■ **Aim of the task**
Leave out the pictures and copy the remaining records exactly.

* BEGIN Records supplied *

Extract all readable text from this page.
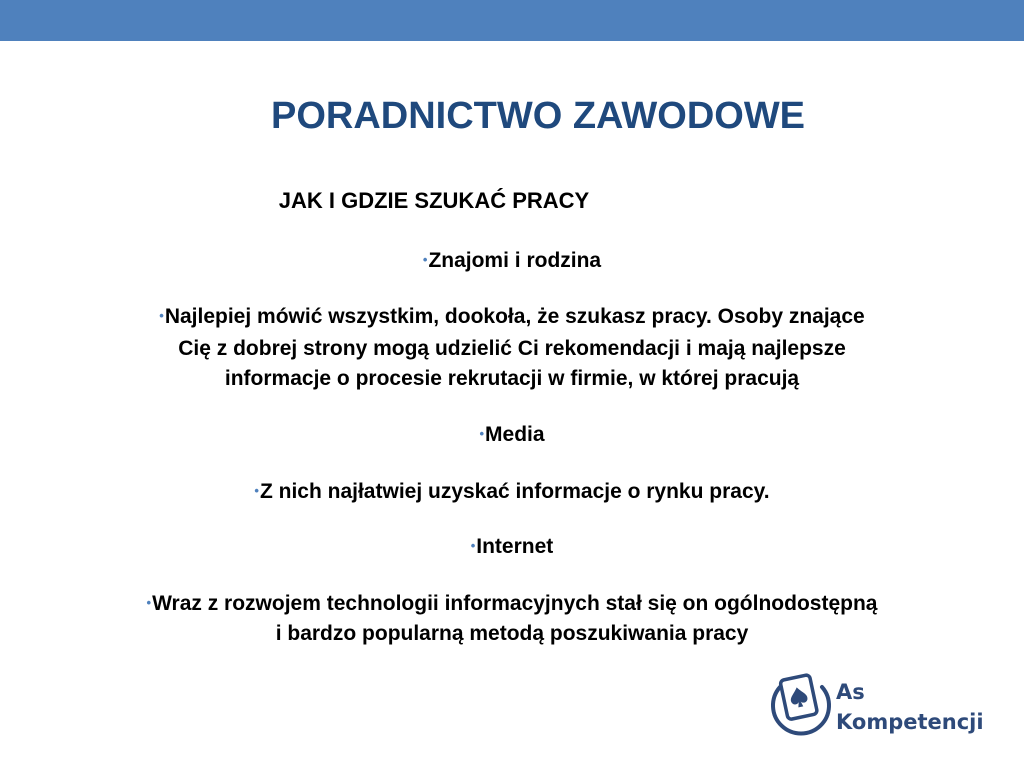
PORADNICTWO ZAWODOWE
JAK I GDZIE SZUKAĆ PRACY
•Znajomi i rodzina
•Najlepiej mówić wszystkim, dookoła, że szukasz pracy. Osoby znające
Cię z dobrej strony mogą udzielić Ci rekomendacji i mają najlepsze
informacje o procesie rekrutacji w firmie, w której pracują
•Media
•Z nich najłatwiej uzyskać informacje o rynku pracy.
•Internet
•Wraz z rozwojem technologii informacyjnych stał się on ogólnodostępną
i bardzo popularną metodą poszukiwania pracy
As
Kompetencji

* END Records supplied *

■ **Result of the task**
Extract all readable text from this page.
PORADNICTWO ZAWODOWE
JAK I GDZIE SZUKAĆ PRACY
•Znajomi i rodzina
•Najlepiej mówić wszystkim, dookoła, że szukasz pracy. Osoby znające
Cię z dobrej strony mogą udzielić Ci rekomendacji i mają najlepsze
informacje o procesie rekrutacji w firmie, w której pracują
•Media
•Z nich najłatwiej uzyskać informacje o rynku pracy.
•Internet
•Wraz z rozwojem technologii informacyjnych stał się on ogólnodostępną
i bardzo popularną metodą poszukiwania pracy
As
Kompetencji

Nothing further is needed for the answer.